Written request:
Give back, unchanged, each line from the one containing "What's the underlying" through the last line of the entries below.

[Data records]
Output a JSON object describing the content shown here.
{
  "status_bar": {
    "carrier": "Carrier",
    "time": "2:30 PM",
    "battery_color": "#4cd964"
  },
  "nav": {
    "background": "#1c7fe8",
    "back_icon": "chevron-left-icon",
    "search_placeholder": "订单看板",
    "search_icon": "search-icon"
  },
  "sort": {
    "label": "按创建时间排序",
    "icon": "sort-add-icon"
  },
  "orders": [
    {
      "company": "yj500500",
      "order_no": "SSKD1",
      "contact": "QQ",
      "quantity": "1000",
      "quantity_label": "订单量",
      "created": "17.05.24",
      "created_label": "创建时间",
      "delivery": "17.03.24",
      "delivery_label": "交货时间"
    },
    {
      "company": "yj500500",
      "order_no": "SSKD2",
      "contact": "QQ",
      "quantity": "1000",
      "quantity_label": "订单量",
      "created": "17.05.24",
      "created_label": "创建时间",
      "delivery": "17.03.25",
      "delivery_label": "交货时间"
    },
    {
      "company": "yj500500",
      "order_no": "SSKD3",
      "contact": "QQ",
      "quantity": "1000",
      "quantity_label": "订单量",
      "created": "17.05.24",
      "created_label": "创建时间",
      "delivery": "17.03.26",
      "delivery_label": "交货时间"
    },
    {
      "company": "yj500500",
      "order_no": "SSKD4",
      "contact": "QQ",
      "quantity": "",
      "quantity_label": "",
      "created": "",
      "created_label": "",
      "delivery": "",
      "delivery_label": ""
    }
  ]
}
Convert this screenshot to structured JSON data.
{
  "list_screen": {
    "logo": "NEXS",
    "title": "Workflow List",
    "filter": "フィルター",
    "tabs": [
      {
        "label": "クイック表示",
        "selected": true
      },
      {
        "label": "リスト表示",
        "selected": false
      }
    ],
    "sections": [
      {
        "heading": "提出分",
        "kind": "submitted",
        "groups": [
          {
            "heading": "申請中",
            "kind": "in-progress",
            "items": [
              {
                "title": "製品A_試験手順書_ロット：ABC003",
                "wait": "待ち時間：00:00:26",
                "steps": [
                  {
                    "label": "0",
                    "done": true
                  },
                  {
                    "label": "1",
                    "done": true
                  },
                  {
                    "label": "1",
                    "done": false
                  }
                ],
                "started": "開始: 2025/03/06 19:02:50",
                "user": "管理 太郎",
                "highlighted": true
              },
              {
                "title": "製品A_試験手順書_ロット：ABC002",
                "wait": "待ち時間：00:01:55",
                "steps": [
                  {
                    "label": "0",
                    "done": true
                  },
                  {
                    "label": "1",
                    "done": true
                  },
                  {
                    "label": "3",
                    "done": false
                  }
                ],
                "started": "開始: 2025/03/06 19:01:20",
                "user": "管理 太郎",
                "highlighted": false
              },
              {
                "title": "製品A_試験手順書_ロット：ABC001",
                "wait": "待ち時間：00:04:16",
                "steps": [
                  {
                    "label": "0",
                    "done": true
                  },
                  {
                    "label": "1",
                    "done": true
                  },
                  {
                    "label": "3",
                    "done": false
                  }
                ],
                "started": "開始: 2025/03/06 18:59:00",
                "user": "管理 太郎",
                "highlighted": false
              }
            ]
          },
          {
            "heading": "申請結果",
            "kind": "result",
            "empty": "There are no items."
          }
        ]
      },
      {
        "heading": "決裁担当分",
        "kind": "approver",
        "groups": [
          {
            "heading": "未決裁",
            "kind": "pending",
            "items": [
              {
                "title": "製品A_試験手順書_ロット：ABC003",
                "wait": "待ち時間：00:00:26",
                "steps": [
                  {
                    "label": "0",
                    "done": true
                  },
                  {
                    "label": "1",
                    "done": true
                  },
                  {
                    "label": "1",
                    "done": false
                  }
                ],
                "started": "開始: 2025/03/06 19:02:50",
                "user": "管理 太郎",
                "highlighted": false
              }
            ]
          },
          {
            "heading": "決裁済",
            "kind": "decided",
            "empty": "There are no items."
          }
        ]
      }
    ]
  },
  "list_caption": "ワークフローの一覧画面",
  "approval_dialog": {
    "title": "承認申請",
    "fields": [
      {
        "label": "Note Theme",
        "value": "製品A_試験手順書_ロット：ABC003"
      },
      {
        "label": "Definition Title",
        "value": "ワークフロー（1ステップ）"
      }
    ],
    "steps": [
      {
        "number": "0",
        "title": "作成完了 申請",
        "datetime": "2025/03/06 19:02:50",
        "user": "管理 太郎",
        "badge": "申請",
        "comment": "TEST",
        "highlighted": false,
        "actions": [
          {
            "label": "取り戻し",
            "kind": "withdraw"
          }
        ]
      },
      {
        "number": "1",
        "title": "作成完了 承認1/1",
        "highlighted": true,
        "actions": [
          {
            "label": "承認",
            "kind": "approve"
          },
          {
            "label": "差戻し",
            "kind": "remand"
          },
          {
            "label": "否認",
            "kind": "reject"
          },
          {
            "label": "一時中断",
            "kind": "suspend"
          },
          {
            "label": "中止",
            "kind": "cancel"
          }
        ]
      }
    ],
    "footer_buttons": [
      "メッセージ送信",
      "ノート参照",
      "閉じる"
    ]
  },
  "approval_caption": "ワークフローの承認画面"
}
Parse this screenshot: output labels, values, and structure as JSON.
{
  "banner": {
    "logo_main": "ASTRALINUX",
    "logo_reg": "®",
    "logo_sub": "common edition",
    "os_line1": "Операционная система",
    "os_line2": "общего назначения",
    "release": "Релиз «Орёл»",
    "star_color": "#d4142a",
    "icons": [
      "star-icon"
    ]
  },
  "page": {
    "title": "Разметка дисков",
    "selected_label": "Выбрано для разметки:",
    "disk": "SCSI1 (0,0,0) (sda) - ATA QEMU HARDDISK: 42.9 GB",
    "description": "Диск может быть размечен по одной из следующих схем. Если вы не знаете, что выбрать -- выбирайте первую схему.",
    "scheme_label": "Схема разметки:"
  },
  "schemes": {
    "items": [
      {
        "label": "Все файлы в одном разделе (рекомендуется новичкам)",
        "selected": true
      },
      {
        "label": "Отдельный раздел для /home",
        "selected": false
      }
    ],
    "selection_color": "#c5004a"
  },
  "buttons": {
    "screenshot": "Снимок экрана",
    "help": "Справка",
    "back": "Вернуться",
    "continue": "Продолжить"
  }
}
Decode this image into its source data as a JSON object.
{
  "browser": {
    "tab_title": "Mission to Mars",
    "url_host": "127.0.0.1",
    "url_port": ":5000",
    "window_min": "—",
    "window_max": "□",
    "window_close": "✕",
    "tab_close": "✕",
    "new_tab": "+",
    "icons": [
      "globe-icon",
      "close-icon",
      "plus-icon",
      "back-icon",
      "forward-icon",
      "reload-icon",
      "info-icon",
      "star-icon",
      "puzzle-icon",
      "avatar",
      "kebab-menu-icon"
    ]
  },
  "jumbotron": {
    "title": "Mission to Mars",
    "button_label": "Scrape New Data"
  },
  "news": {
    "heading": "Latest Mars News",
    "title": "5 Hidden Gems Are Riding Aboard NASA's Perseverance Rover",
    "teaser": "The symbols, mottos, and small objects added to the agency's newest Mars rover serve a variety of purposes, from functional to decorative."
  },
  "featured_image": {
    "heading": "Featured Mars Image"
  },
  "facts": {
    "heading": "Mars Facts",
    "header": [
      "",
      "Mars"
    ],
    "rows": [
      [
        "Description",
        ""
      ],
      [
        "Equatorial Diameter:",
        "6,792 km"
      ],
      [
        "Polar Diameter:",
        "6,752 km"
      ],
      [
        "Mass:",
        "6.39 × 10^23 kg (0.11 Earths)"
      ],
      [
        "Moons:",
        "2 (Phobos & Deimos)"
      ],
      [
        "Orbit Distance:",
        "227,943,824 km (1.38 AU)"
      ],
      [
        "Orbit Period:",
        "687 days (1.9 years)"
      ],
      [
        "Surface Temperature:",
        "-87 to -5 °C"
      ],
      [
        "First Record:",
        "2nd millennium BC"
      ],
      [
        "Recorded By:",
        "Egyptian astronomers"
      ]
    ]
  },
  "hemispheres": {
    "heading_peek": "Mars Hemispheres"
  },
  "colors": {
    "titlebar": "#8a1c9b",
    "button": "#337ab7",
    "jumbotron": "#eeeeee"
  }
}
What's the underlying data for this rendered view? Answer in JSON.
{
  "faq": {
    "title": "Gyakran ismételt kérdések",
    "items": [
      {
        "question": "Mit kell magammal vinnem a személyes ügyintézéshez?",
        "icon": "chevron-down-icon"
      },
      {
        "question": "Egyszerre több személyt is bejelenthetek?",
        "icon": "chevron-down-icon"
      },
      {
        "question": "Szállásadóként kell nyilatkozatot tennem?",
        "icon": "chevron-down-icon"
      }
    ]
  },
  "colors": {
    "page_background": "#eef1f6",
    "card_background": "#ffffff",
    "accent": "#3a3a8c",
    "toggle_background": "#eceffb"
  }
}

Correct response:
What's the underlying data for this rendered view? Answer in JSON.
{
  "faq": {
    "title": "Gyakran ismételt kérdések",
    "items": [
      {
        "question": "Mit kell magammal vinnem a személyes ügyintézéshez?",
        "icon": "chevron-down-icon"
      },
      {
        "question": "Egyszerre több személyt is bejelenthetek?",
        "icon": "chevron-down-icon"
      },
      {
        "question": "Szállásadóként kell nyilatkozatot tennem?",
        "icon": "chevron-down-icon"
      }
    ]
  },
  "colors": {
    "page_background": "#eef1f6",
    "card_background": "#ffffff",
    "accent": "#3a3a8c",
    "toggle_background": "#eceffb"
  }
}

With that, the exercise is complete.